Exercise task
Among the lines below, count those containing the word "sistemul". Give the number only.

Dataset
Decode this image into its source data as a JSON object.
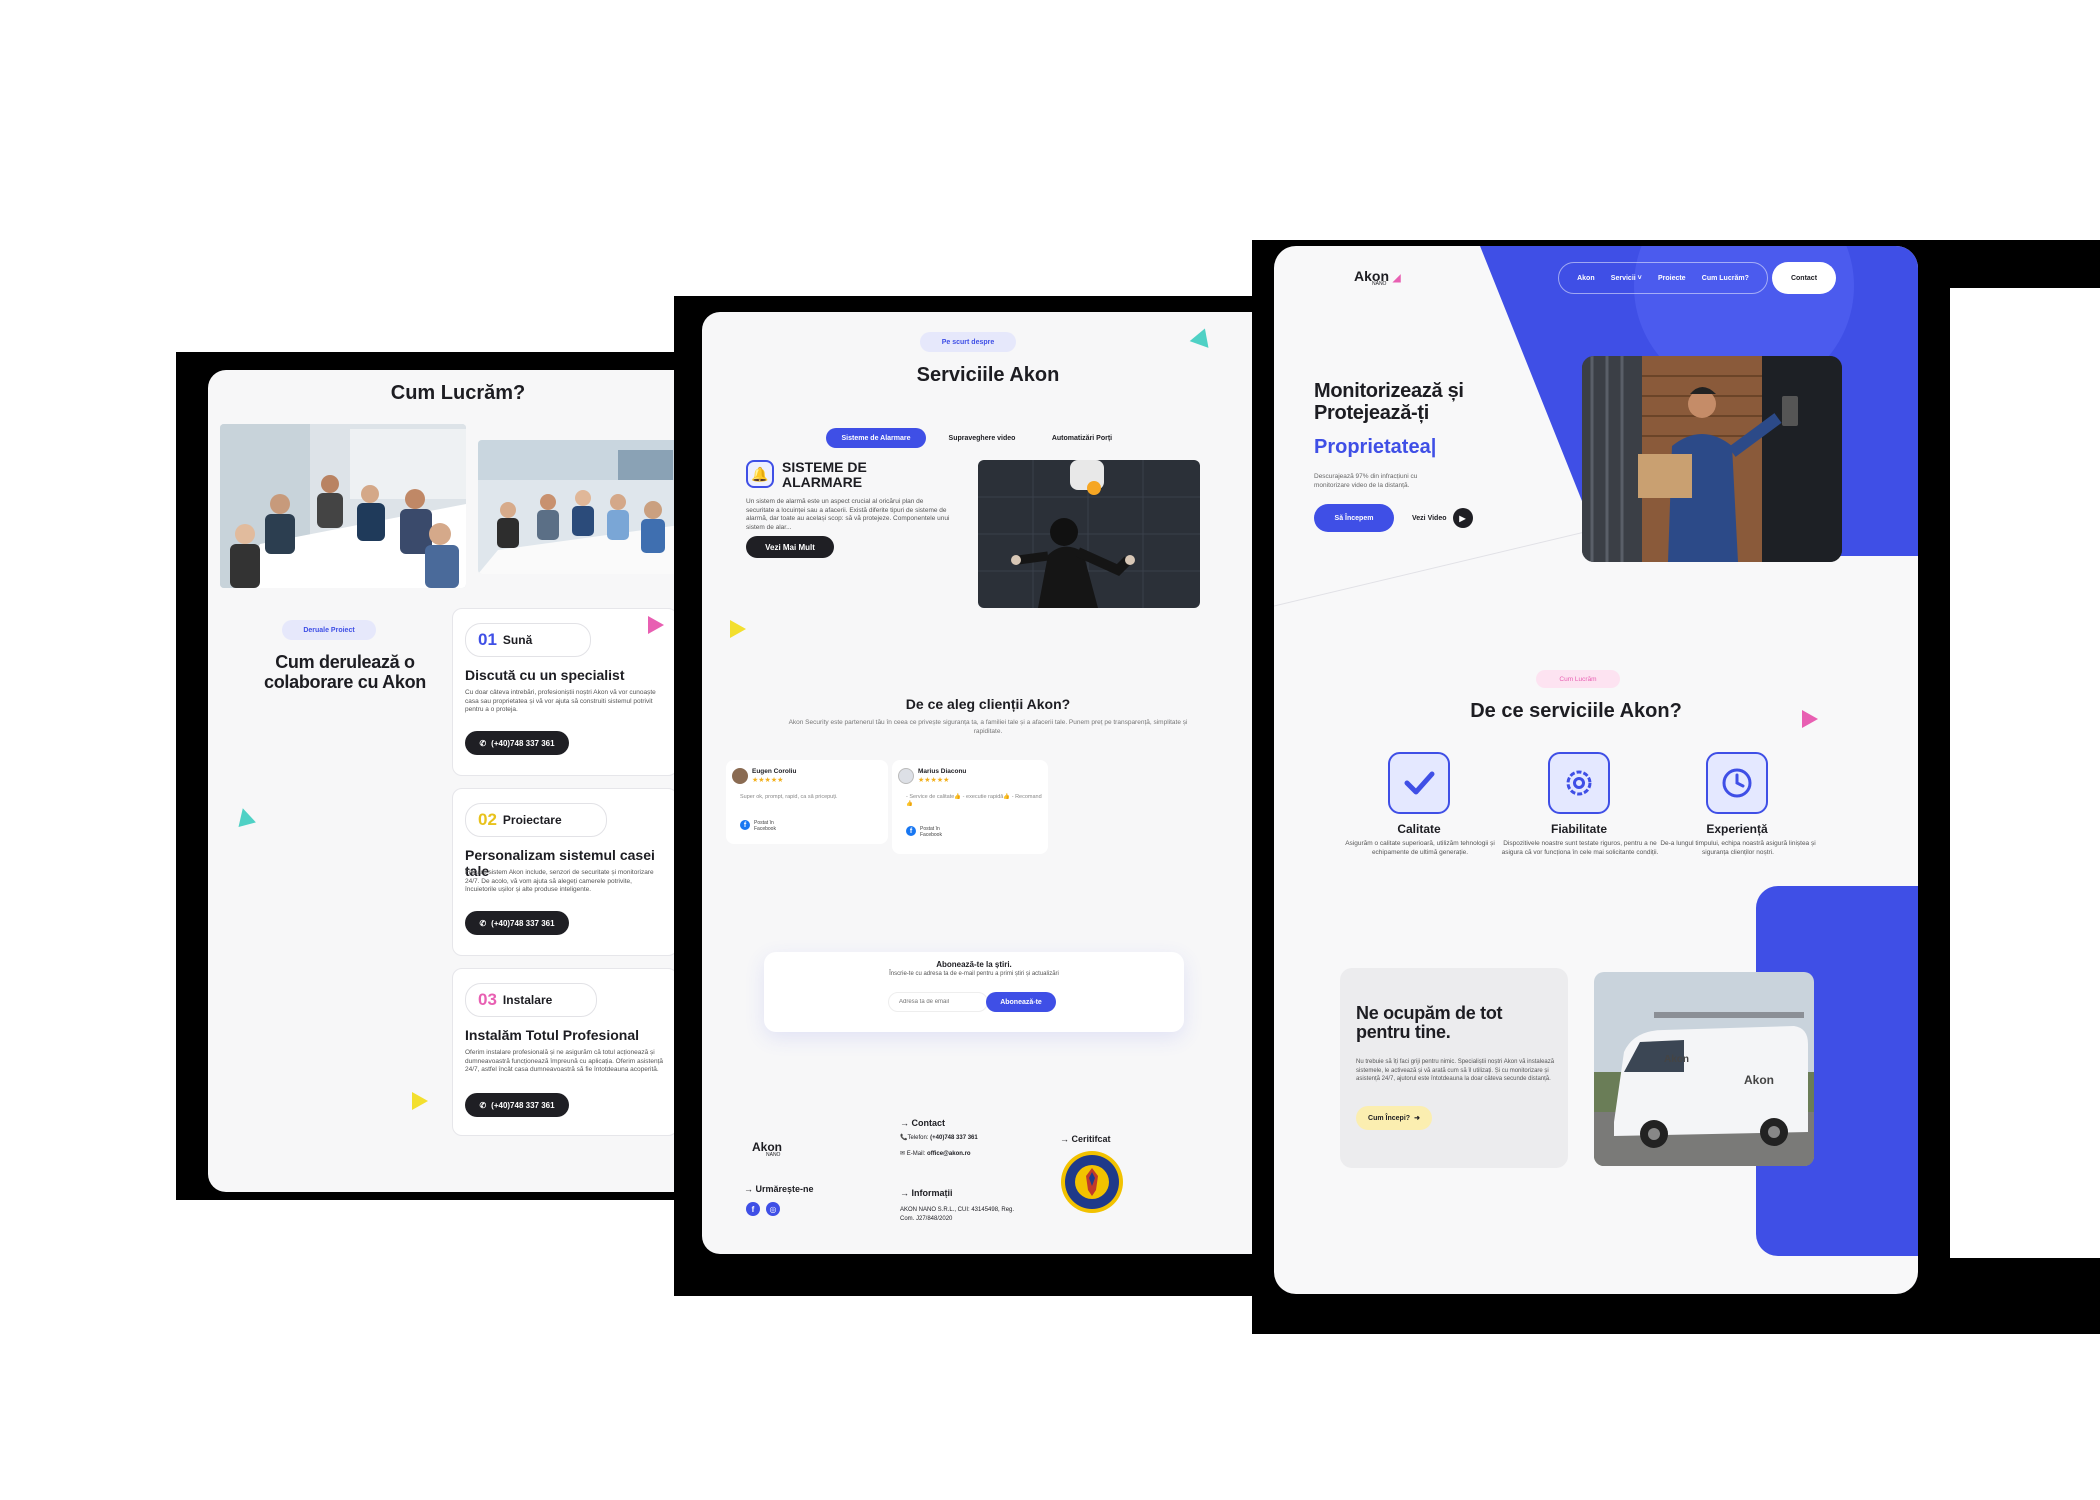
{
  "colors": {
    "accent": "#3f4fe6",
    "dark": "#1f1f24",
    "pink": "#e85fb2",
    "teal": "#4fd1c5",
    "yellow": "#f3df2e"
  },
  "left": {
    "title": "Cum Lucrăm?",
    "badge": "Deruale Proiect",
    "heading": "Cum derulează o colaborare cu Akon",
    "steps": [
      {
        "num": "01",
        "tag": "Sună",
        "title": "Discută cu un specialist",
        "desc": "Cu doar câteva intrebări, profesioniștii noștri Akon vă vor cunoaște casa sau proprietatea și vă vor ajuta să construiti sistemul potrivit pentru a o proteja.",
        "phone": "(+40)748 337 361"
      },
      {
        "num": "02",
        "tag": "Proiectare",
        "title": "Personalizam sistemul casei tale",
        "desc": "Fiecare sistem Akon include, senzori de securitate și monitorizare 24/7. De acolo, vă vom ajuta să alegeți camerele potrivite, încuietorile ușilor și alte produse inteligente.",
        "phone": "(+40)748 337 361"
      },
      {
        "num": "03",
        "tag": "Instalare",
        "title": "Instalăm Totul Profesional",
        "desc": "Oferim instalare profesională și ne asigurăm că totul acționează și dumneavoastră funcționează împreună cu aplicația. Oferim asistență 24/7, astfel încât casa dumneavoastră să fie întotdeauna acoperită.",
        "phone": "(+40)748 337 361"
      }
    ]
  },
  "middle": {
    "badge": "Pe scurt despre",
    "title": "Serviciile Akon",
    "tabs": [
      "Sisteme de Alarmare",
      "Supraveghere video",
      "Automatizări Porți"
    ],
    "service_title": "SISTEME DE ALARMARE",
    "service_desc": "Un sistem de alarmă este un aspect crucial al oricărui plan de securitate a locuinței sau a afacerii. Există diferite tipuri de sisteme de alarmă, dar toate au același scop: să vă protejeze. Componentele unui sistem de alar...",
    "service_button": "Vezi Mai Mult",
    "why_title": "De ce aleg clienții Akon?",
    "why_desc": "Akon Security este partenerul tău în ceea ce privește siguranța ta, a familiei tale și a afacerii tale. Punem preț pe transparență, simplitate și rapiditate.",
    "reviews": [
      {
        "name": "Eugen Coroliu",
        "stars": "★★★★★",
        "text": "Super ok, prompt, rapid, ca să pricepuți.",
        "source": "Postat în Facebook"
      },
      {
        "name": "Marius Diaconu",
        "stars": "★★★★★",
        "text": "- Service de calitate👍 - executie rapidă👍 - Recomand👍",
        "source": "Postat în Facebook"
      }
    ],
    "newsletter_title": "Abonează-te la știri.",
    "newsletter_desc": "Înscrie-te cu adresa ta de e-mail pentru a primi știri și actualizări",
    "newsletter_placeholder": "Adresa ta de email",
    "newsletter_button": "Abonează-te",
    "footer": {
      "logo": "Akon",
      "logo_sub": "NANO",
      "follow": "Urmărește-ne",
      "contact_title": "Contact",
      "phone_label": "Telefon:",
      "phone": "(+40)748 337 361",
      "email_label": "E-Mail:",
      "email": "office@akon.ro",
      "info_title": "Informații",
      "info_text": "AKON NANO S.R.L., CUI: 43145498, Reg. Com. J27/848/2020",
      "cert_title": "Ceritifcat"
    }
  },
  "right": {
    "logo": "Akon",
    "logo_sub": "NANO",
    "nav": [
      "Akon",
      "Servicii ˅",
      "Proiecte",
      "Cum Lucrăm?"
    ],
    "contact_button": "Contact",
    "hero_title": "Monitorizează și Protejează-ți",
    "hero_highlight": "Proprietatea|",
    "hero_desc": "Descurajează 97% din infracțiuni cu monitorizare video de la distanță.",
    "cta_primary": "Să Începem",
    "cta_secondary": "Vezi Video",
    "section_badge": "Cum Lucrăm",
    "section_title": "De ce serviciile Akon?",
    "features": [
      {
        "icon": "check-icon",
        "label": "Calitate",
        "desc": "Asigurăm o calitate superioară, utilizăm tehnologii și echipamente de ultimă generație."
      },
      {
        "icon": "gear-icon",
        "label": "Fiabilitate",
        "desc": "Dispozitivele noastre sunt testate riguros, pentru a ne asigura că vor funcționa în cele mai solicitante condiții."
      },
      {
        "icon": "clock-icon",
        "label": "Experiență",
        "desc": "De-a lungul timpului, echipa noastră asigură liniștea și siguranța clienților noștri."
      }
    ],
    "care_title": "Ne ocupăm de tot pentru tine.",
    "care_desc": "Nu trebuie să îți faci griji pentru nimic. Specialiștii noștri Akon vă instalează sistemele, le activează și vă arată cum să îl utilizați. Și cu monitorizare și asistență 24/7, ajutorul este întotdeauna la doar câteva secunde distanță.",
    "care_button": "Cum Începi?"
  }
}
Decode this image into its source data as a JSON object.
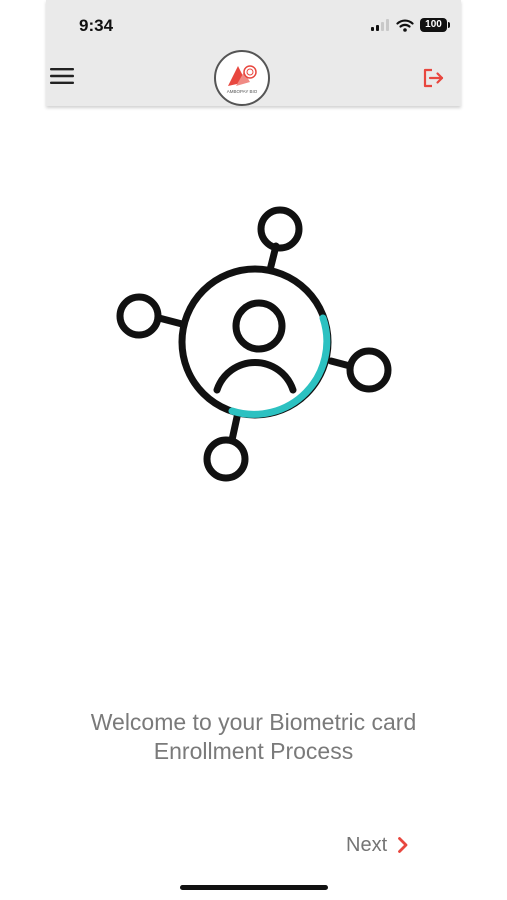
{
  "status_bar": {
    "time": "9:34",
    "battery": "100"
  },
  "header": {
    "logo_text": "AMBOPAY BIO"
  },
  "welcome": {
    "line1": "Welcome to your Biometric card",
    "line2": "Enrollment Process"
  },
  "next_button": {
    "label": "Next"
  },
  "colors": {
    "accent_red": "#e8473f",
    "teal": "#2cc1c1",
    "header_bg": "#eaeaea",
    "text_gray": "#7a7a7a"
  },
  "icons": [
    "menu-icon",
    "logout-icon",
    "biometric-network-icon",
    "chevron-right-icon",
    "wifi-icon",
    "signal-icon",
    "battery-icon"
  ]
}
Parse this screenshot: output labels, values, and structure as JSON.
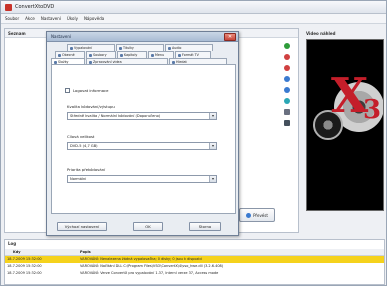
{
  "window": {
    "title": "ConvertXtoDVD"
  },
  "menu": {
    "items": [
      "Soubor",
      "Akce",
      "Nastavení",
      "Úkoly",
      "Nápověda"
    ]
  },
  "seznam": {
    "label": "Seznam"
  },
  "preview": {
    "label": "Video náhled"
  },
  "prevest_button": {
    "label": "Převést"
  },
  "dialog": {
    "title": "Nastavení",
    "close": "✕",
    "tabs_row1": [
      "Vypalování",
      "Titulky",
      "Audio"
    ],
    "tabs_row2": [
      "Obecné",
      "Soubory",
      "Kapitoly",
      "Menu",
      "Formát TV"
    ],
    "tabs_row3": [
      "Složky",
      "Zpracování videa",
      "Hledat"
    ],
    "checkbox_label": "Logovat informace",
    "fields": [
      {
        "label": "Kvalita kódování/výstupu",
        "value": "Středně kvalita / Normální kódování (Doporučeno)"
      },
      {
        "label": "Cílová velikost",
        "value": "DVD-5 (4,7 GB)"
      },
      {
        "label": "Priorita překódování",
        "value": "Normální"
      }
    ],
    "buttons": {
      "reset": "Výchozí nastavení",
      "ok": "OK",
      "cancel": "Storno"
    }
  },
  "log": {
    "title": "Log",
    "columns": [
      "Kdy",
      "Popis"
    ],
    "rows": [
      {
        "time": "18.7.2009 15:32:00",
        "desc": "VAROVÁNÍ: Nenalezena žádná vypalovačka; 0 disky; 0 jsou k dispozici",
        "highlight": true
      },
      {
        "time": "18.7.2009 15:32:00",
        "desc": "VAROVÁNÍ: Načítání DLL C:\\Program Files\\VSO\\ConvertX\\4\\vso_hwe.dll (3.2.6.408)",
        "highlight": false
      },
      {
        "time": "18.7.2009 15:32:00",
        "desc": "VAROVÁNÍ: Verze ConvertX pro vypalování 1.37, Interní verze 37, Access mode",
        "highlight": false
      }
    ]
  }
}
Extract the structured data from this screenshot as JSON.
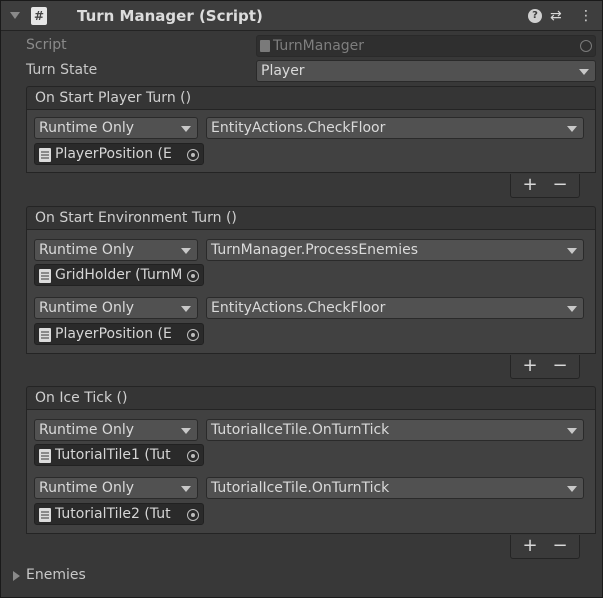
{
  "component": {
    "title": "Turn Manager (Script)",
    "script_label": "Script",
    "script_value": "TurnManager",
    "turn_state_label": "Turn State",
    "turn_state_value": "Player"
  },
  "header_icons": [
    "help-icon",
    "sliders-icon",
    "kebab-menu-icon"
  ],
  "events": [
    {
      "title": "On Start Player Turn ()",
      "listeners": [
        {
          "mode": "Runtime Only",
          "function": "EntityActions.CheckFloor",
          "object": "PlayerPosition (E"
        }
      ]
    },
    {
      "title": "On Start Environment Turn ()",
      "listeners": [
        {
          "mode": "Runtime Only",
          "function": "TurnManager.ProcessEnemies",
          "object": "GridHolder (TurnM"
        },
        {
          "mode": "Runtime Only",
          "function": "EntityActions.CheckFloor",
          "object": "PlayerPosition (E"
        }
      ]
    },
    {
      "title": "On Ice Tick ()",
      "listeners": [
        {
          "mode": "Runtime Only",
          "function": "TutorialIceTile.OnTurnTick",
          "object": "TutorialTile1 (Tut"
        },
        {
          "mode": "Runtime Only",
          "function": "TutorialIceTile.OnTurnTick",
          "object": "TutorialTile2 (Tut"
        }
      ]
    }
  ],
  "buttons": {
    "plus": "+",
    "minus": "−"
  },
  "enemies_label": "Enemies"
}
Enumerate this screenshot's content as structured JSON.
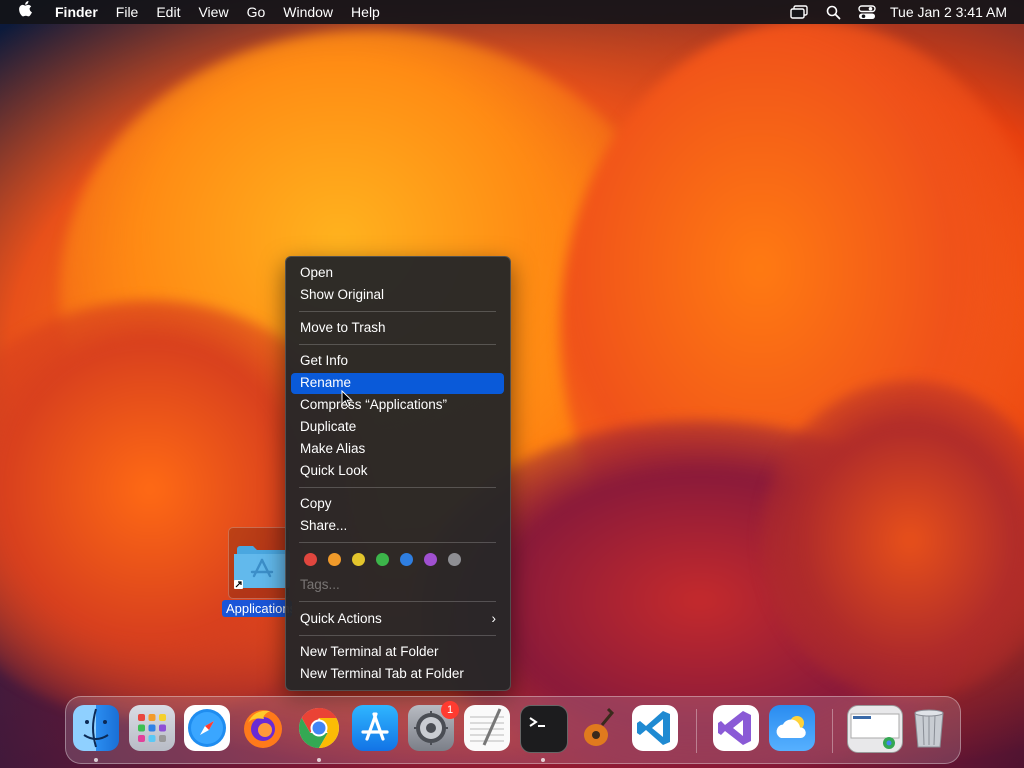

Response for this exercise
2